++++ GIVEN RECORDS

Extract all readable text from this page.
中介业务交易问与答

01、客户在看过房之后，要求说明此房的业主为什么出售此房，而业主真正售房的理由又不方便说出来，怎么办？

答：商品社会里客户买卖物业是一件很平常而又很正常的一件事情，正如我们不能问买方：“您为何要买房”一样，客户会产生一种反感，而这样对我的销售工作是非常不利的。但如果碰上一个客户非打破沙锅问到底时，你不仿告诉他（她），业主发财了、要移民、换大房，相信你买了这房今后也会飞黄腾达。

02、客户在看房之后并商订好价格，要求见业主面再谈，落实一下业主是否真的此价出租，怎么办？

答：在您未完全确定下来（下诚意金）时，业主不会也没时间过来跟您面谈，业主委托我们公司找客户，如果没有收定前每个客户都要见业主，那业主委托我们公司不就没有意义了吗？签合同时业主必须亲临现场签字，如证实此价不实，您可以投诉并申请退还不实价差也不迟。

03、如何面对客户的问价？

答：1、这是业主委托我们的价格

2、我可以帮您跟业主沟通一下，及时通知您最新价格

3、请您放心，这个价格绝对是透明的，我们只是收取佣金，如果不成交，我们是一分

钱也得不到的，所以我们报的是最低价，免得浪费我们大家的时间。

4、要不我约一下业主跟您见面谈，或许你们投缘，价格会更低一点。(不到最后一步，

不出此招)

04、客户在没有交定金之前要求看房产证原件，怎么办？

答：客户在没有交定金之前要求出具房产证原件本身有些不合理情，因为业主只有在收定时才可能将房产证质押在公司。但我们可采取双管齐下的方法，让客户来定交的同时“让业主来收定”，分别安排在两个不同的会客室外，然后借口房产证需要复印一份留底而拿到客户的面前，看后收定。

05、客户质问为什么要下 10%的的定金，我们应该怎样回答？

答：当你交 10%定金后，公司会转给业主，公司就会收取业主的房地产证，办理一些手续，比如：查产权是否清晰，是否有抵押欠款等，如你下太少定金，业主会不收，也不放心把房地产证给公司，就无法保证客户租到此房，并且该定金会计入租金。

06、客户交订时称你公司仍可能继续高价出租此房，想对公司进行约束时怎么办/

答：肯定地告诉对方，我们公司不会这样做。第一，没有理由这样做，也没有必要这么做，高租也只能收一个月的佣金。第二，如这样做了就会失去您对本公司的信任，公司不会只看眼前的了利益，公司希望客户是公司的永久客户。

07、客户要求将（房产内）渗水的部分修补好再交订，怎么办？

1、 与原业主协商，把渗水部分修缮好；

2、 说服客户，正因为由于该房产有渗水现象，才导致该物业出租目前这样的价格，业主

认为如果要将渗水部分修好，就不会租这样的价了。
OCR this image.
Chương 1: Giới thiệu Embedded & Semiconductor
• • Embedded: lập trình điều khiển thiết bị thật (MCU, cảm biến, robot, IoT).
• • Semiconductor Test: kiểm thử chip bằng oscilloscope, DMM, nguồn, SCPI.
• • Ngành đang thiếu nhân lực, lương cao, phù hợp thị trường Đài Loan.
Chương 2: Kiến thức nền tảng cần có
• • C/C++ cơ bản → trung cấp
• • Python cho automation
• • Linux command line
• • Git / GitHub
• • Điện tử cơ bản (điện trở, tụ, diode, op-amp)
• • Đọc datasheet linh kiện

++++++++

__TASK PROMPT__.
Copy each line of the data above without altering a single character.

__RESULT OF THE EXERCISE__.
Extract all readable text from this page.
中介业务交易问与答

01、客户在看过房之后，要求说明此房的业主为什么出售此房，而业主真正售房的理由又不方便说出来，怎么办？

答：商品社会里客户买卖物业是一件很平常而又很正常的一件事情，正如我们不能问买方：“您为何要买房”一样，客户会产生一种反感，而这样对我的销售工作是非常不利的。但如果碰上一个客户非打破沙锅问到底时，你不仿告诉他（她），业主发财了、要移民、换大房，相信你买了这房今后也会飞黄腾达。

02、客户在看房之后并商订好价格，要求见业主面再谈，落实一下业主是否真的此价出租，怎么办？

答：在您未完全确定下来（下诚意金）时，业主不会也没时间过来跟您面谈，业主委托我们公司找客户，如果没有收定前每个客户都要见业主，那业主委托我们公司不就没有意义了吗？签合同时业主必须亲临现场签字，如证实此价不实，您可以投诉并申请退还不实价差也不迟。

03、如何面对客户的问价？

答：1、这是业主委托我们的价格

2、我可以帮您跟业主沟通一下，及时通知您最新价格

3、请您放心，这个价格绝对是透明的，我们只是收取佣金，如果不成交，我们是一分

钱也得不到的，所以我们报的是最低价，免得浪费我们大家的时间。

4、要不我约一下业主跟您见面谈，或许你们投缘，价格会更低一点。(不到最后一步，

不出此招)

04、客户在没有交定金之前要求看房产证原件，怎么办？

答：客户在没有交定金之前要求出具房产证原件本身有些不合理情，因为业主只有在收定时才可能将房产证质押在公司。但我们可采取双管齐下的方法，让客户来定交的同时“让业主来收定”，分别安排在两个不同的会客室外，然后借口房产证需要复印一份留底而拿到客户的面前，看后收定。

05、客户质问为什么要下 10%的的定金，我们应该怎样回答？

答：当你交 10%定金后，公司会转给业主，公司就会收取业主的房地产证，办理一些手续，比如：查产权是否清晰，是否有抵押欠款等，如你下太少定金，业主会不收，也不放心把房地产证给公司，就无法保证客户租到此房，并且该定金会计入租金。

06、客户交订时称你公司仍可能继续高价出租此房，想对公司进行约束时怎么办/

答：肯定地告诉对方，我们公司不会这样做。第一，没有理由这样做，也没有必要这么做，高租也只能收一个月的佣金。第二，如这样做了就会失去您对本公司的信任，公司不会只看眼前的了利益，公司希望客户是公司的永久客户。

07、客户要求将（房产内）渗水的部分修补好再交订，怎么办？

1、 与原业主协商，把渗水部分修缮好；

2、 说服客户，正因为由于该房产有渗水现象，才导致该物业出租目前这样的价格，业主

认为如果要将渗水部分修好，就不会租这样的价了。
OCR this image.
Chương 1: Giới thiệu Embedded & Semiconductor
• • Embedded: lập trình điều khiển thiết bị thật (MCU, cảm biến, robot, IoT).
• • Semiconductor Test: kiểm thử chip bằng oscilloscope, DMM, nguồn, SCPI.
• • Ngành đang thiếu nhân lực, lương cao, phù hợp thị trường Đài Loan.
Chương 2: Kiến thức nền tảng cần có
• • C/C++ cơ bản → trung cấp
• • Python cho automation
• • Linux command line
• • Git / GitHub
• • Điện tử cơ bản (điện trở, tụ, diode, op-amp)
• • Đọc datasheet linh kiện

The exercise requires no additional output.